───── ITEMS

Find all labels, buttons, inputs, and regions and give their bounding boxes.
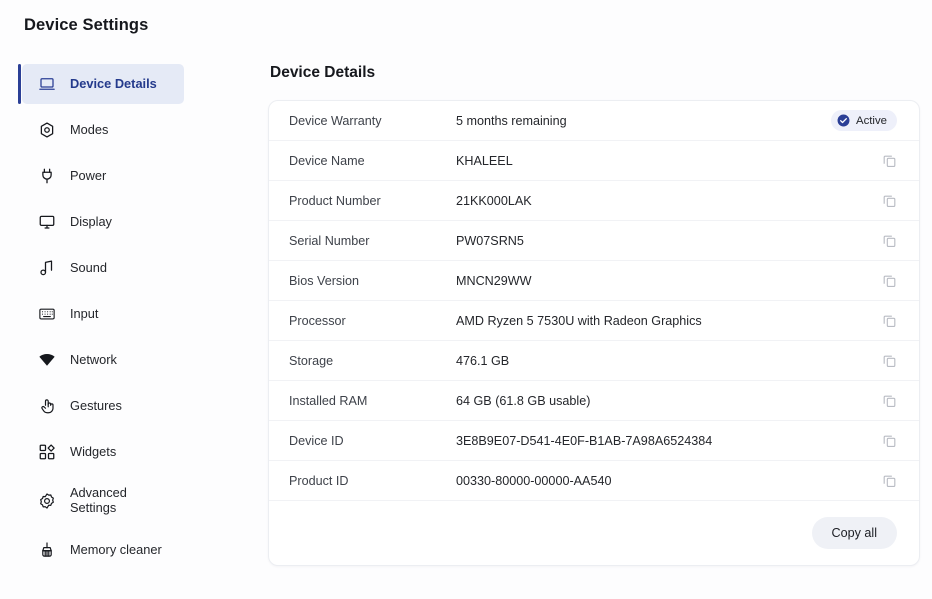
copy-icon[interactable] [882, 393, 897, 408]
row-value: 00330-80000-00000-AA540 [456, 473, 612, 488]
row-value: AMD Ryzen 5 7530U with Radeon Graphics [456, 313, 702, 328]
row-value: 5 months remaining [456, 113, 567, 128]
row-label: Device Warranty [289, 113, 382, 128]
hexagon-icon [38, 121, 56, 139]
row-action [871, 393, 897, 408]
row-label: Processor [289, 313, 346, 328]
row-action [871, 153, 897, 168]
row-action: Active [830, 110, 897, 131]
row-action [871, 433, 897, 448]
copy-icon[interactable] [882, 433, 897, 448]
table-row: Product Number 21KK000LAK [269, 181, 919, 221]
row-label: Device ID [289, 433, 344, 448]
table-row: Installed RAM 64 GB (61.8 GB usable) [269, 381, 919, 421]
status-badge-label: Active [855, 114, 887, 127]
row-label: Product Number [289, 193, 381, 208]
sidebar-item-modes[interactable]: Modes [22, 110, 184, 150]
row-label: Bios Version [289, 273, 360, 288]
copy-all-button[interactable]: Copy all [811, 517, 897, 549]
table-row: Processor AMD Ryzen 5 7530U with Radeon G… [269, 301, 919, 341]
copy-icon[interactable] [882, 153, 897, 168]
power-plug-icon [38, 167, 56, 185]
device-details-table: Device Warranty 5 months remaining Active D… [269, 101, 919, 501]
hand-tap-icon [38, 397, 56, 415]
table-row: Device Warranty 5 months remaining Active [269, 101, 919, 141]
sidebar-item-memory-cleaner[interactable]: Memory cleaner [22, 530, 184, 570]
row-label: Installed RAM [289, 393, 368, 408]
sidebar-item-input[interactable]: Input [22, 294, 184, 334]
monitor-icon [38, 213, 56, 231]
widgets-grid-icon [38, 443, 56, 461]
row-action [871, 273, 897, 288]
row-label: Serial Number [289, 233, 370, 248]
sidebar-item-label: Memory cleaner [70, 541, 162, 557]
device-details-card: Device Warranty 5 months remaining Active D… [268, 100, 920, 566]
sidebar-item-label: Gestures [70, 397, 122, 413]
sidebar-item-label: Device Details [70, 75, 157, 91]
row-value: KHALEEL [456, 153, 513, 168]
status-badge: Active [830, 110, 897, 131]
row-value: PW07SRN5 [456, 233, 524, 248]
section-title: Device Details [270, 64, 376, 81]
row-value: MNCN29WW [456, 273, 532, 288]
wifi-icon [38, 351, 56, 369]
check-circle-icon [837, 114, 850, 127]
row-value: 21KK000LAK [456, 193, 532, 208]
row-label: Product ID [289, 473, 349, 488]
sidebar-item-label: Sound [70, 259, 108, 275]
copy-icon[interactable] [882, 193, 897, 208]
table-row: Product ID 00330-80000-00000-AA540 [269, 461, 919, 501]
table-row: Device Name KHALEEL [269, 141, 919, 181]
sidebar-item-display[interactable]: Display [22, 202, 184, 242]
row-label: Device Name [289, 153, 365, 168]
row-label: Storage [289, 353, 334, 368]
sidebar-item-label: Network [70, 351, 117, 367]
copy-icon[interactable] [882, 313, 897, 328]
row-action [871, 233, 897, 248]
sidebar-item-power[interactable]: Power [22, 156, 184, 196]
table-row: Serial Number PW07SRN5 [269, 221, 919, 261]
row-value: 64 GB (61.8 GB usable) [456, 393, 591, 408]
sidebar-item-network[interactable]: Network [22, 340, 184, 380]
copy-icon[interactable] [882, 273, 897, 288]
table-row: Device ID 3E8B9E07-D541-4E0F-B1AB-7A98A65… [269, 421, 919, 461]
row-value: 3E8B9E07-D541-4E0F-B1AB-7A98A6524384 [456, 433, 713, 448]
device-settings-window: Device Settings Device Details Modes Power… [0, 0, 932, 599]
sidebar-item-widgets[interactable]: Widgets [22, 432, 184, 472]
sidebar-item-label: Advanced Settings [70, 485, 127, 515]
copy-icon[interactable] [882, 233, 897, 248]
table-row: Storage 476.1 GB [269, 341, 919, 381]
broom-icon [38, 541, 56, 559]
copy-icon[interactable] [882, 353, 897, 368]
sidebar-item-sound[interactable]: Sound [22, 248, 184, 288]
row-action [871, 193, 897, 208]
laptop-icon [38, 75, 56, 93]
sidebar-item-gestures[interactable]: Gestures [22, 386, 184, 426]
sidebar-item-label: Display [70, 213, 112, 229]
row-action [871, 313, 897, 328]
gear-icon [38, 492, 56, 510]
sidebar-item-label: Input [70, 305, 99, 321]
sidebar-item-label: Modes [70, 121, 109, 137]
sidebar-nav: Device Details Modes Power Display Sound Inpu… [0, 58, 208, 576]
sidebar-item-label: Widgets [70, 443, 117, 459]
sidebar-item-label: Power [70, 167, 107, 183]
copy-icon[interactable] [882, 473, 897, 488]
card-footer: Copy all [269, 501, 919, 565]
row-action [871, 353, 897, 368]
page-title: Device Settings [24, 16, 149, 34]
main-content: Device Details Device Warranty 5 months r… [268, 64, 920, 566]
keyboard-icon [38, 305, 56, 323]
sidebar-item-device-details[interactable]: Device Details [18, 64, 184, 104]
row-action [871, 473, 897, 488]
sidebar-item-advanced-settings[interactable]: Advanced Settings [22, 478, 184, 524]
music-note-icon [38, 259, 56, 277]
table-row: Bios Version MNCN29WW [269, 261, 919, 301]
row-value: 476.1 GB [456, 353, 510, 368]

──────────

• **WRITTEN REQUEST**
State how many lines in the data above contain the string "status". Reply with the number alone.

• **SOLUTION TO THIS TASK**
2